Aim of the exercise
Here are records with pictures in them. Copy all of them exactly and leave the pictures out.

Data shown
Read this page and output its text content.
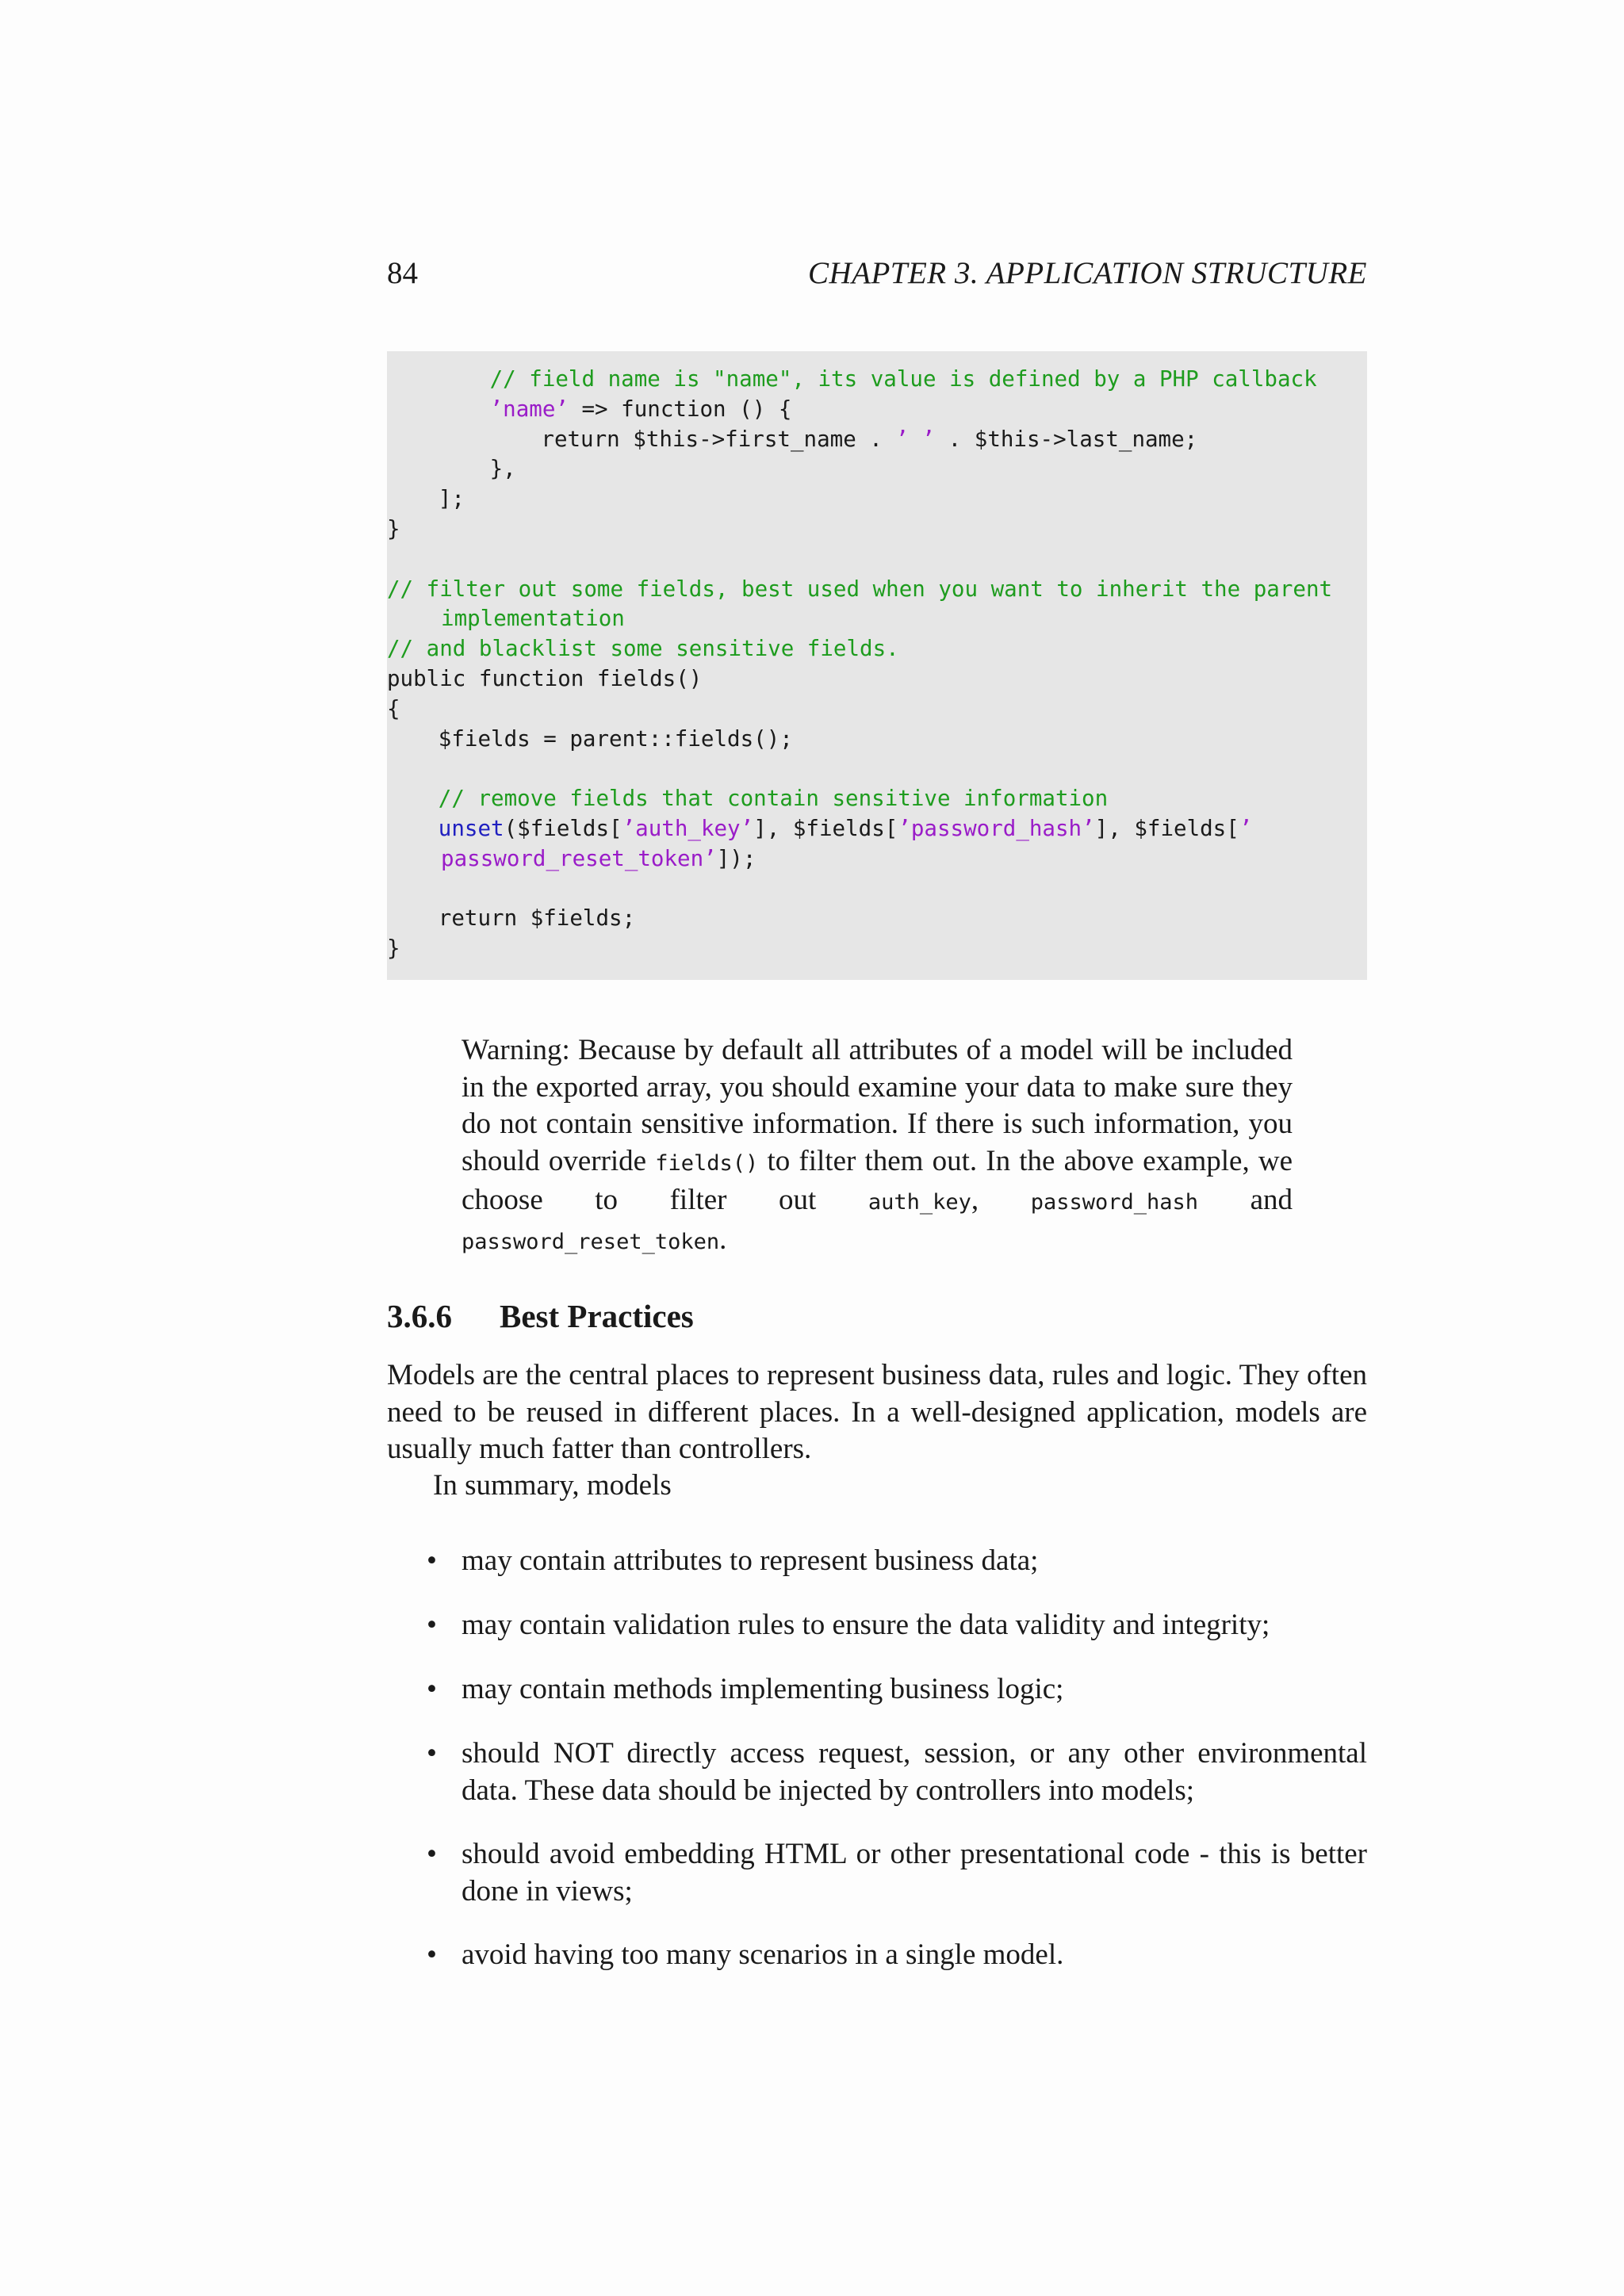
84	CHAPTER 3. APPLICATION STRUCTURE
// field name is "name", its value is defined by a PHP callback
’name’ => function () {
return $this->first_name . ’ ’ . $this->last_name;
},
];
}
// filter out some fields, best used when you want to inherit the parent
implementation
// and blacklist some sensitive fields.
public function fields()
{
$fields = parent::fields();
// remove fields that contain sensitive information
unset($fields[’auth_key’], $fields[’password_hash’], $fields[’
password_reset_token’]);
return $fields;
}
Warning: Because by default all attributes of a model will be included in the exported array, you should examine your data to make sure they do not contain sensitive information. If there is such information, you should override fields() to filter them out. In the above example, we choose to filter out auth_key, password_hash and password_reset_token.
3.6.6 Best Practices
Models are the central places to represent business data, rules and logic. They often need to be reused in different places. In a well-designed application, models are usually much fatter than controllers.
In summary, models
• may contain attributes to represent business data;
• may contain validation rules to ensure the data validity and integrity;
• may contain methods implementing business logic;
• should NOT directly access request, session, or any other environmental data. These data should be injected by controllers into models;
• should avoid embedding HTML or other presentational code - this is better done in views;
• avoid having too many scenarios in a single model.
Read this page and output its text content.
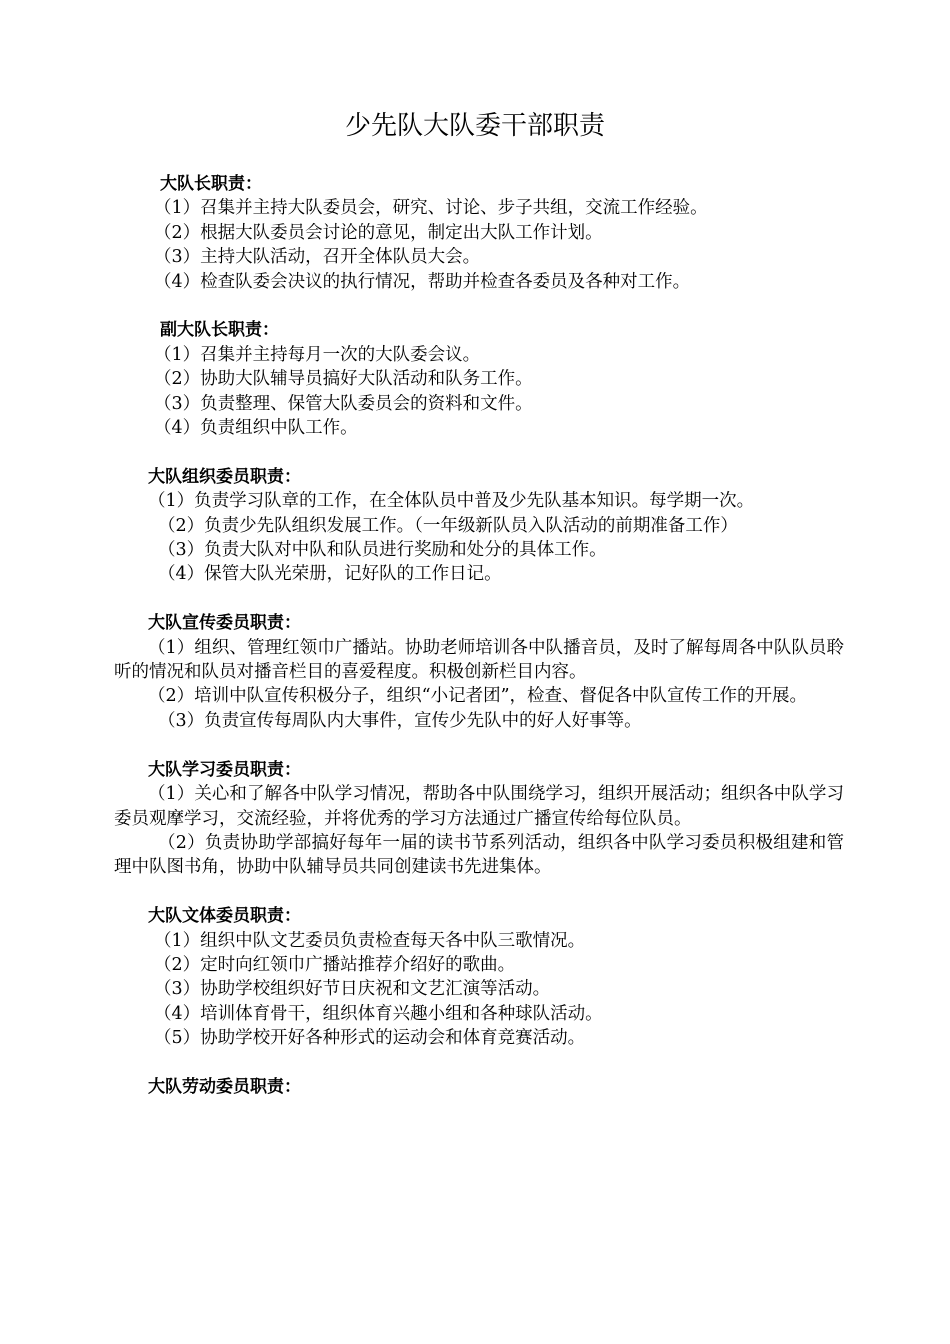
少先队大队委干部职责

大队长职责：

（1）召集并主持大队委员会，研究、讨论、步子共组，交流工作经验。

（2）根据大队委员会讨论的意见，制定出大队工作计划。

（3）主持大队活动，召开全体队员大会。

（4）检查队委会决议的执行情况，帮助并检查各委员及各种对工作。

副大队长职责：

（1）召集并主持每月一次的大队委会议。

（2）协助大队辅导员搞好大队活动和队务工作。

（3）负责整理、保管大队委员会的资料和文件。

（4）负责组织中队工作。

大队组织委员职责：

（1）负责学习队章的工作，在全体队员中普及少先队基本知识。每学期一次。

（2）负责少先队组织发展工作。（一年级新队员入队活动的前期准备工作）

（3）负责大队对中队和队员进行奖励和处分的具体工作。

（4）保管大队光荣册，记好队的工作日记。

大队宣传委员职责：

（1）组织、管理红领巾广播站。协助老师培训各中队播音员，及时了解每周各中队队员聆听的情况和队员对播音栏目的喜爱程度。积极创新栏目内容。

（2）培训中队宣传积极分子，组织“小记者团”，检查、督促各中队宣传工作的开展。

（3）负责宣传每周队内大事件，宣传少先队中的好人好事等。

大队学习委员职责：

（1）关心和了解各中队学习情况，帮助各中队围绕学习，组织开展活动；组织各中队学习委员观摩学习，交流经验，并将优秀的学习方法通过广播宣传给每位队员。

（2）负责协助学部搞好每年一届的读书节系列活动，组织各中队学习委员积极组建和管理中队图书角，协助中队辅导员共同创建读书先进集体。

大队文体委员职责：

（1）组织中队文艺委员负责检查每天各中队三歌情况。

（2）定时向红领巾广播站推荐介绍好的歌曲。

（3）协助学校组织好节日庆祝和文艺汇演等活动。

（4）培训体育骨干，组织体育兴趣小组和各种球队活动。

（5）协助学校开好各种形式的运动会和体育竞赛活动。

大队劳动委员职责：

Output of the task
Read this page and output its text content.
84	CHAPTER 3. APPLICATION STRUCTURE
// field name is "name", its value is defined by a PHP callback
’name’ => function () {
return $this->first_name . ’ ’ . $this->last_name;
},
];
}
// filter out some fields, best used when you want to inherit the parent
implementation
// and blacklist some sensitive fields.
public function fields()
{
$fields = parent::fields();
// remove fields that contain sensitive information
unset($fields[’auth_key’], $fields[’password_hash’], $fields[’
password_reset_token’]);
return $fields;
}
Warning: Because by default all attributes of a model will be included in the exported array, you should examine your data to make sure they do not contain sensitive information. If there is such information, you should override fields() to filter them out. In the above example, we choose to filter out auth_key, password_hash and password_reset_token.
3.6.6 Best Practices
Models are the central places to represent business data, rules and logic. They often need to be reused in different places. In a well-designed application, models are usually much fatter than controllers.
In summary, models
• may contain attributes to represent business data;
• may contain validation rules to ensure the data validity and integrity;
• may contain methods implementing business logic;
• should NOT directly access request, session, or any other environmental data. These data should be injected by controllers into models;
• should avoid embedding HTML or other presentational code - this is better done in views;
• avoid having too many scenarios in a single model.
Read this page and output its text content.
少先队大队委干部职责

大队长职责：

（1）召集并主持大队委员会，研究、讨论、步子共组，交流工作经验。

（2）根据大队委员会讨论的意见，制定出大队工作计划。

（3）主持大队活动，召开全体队员大会。

（4）检查队委会决议的执行情况，帮助并检查各委员及各种对工作。

副大队长职责：

（1）召集并主持每月一次的大队委会议。

（2）协助大队辅导员搞好大队活动和队务工作。

（3）负责整理、保管大队委员会的资料和文件。

（4）负责组织中队工作。

大队组织委员职责：

（1）负责学习队章的工作，在全体队员中普及少先队基本知识。每学期一次。

（2）负责少先队组织发展工作。（一年级新队员入队活动的前期准备工作）

（3）负责大队对中队和队员进行奖励和处分的具体工作。

（4）保管大队光荣册，记好队的工作日记。

大队宣传委员职责：

（1）组织、管理红领巾广播站。协助老师培训各中队播音员，及时了解每周各中队队员聆听的情况和队员对播音栏目的喜爱程度。积极创新栏目内容。

（2）培训中队宣传积极分子，组织“小记者团”，检查、督促各中队宣传工作的开展。

（3）负责宣传每周队内大事件，宣传少先队中的好人好事等。

大队学习委员职责：

（1）关心和了解各中队学习情况，帮助各中队围绕学习，组织开展活动；组织各中队学习委员观摩学习，交流经验，并将优秀的学习方法通过广播宣传给每位队员。

（2）负责协助学部搞好每年一届的读书节系列活动，组织各中队学习委员积极组建和管理中队图书角，协助中队辅导员共同创建读书先进集体。

大队文体委员职责：

（1）组织中队文艺委员负责检查每天各中队三歌情况。

（2）定时向红领巾广播站推荐介绍好的歌曲。

（3）协助学校组织好节日庆祝和文艺汇演等活动。

（4）培训体育骨干，组织体育兴趣小组和各种球队活动。

（5）协助学校开好各种形式的运动会和体育竞赛活动。

大队劳动委员职责：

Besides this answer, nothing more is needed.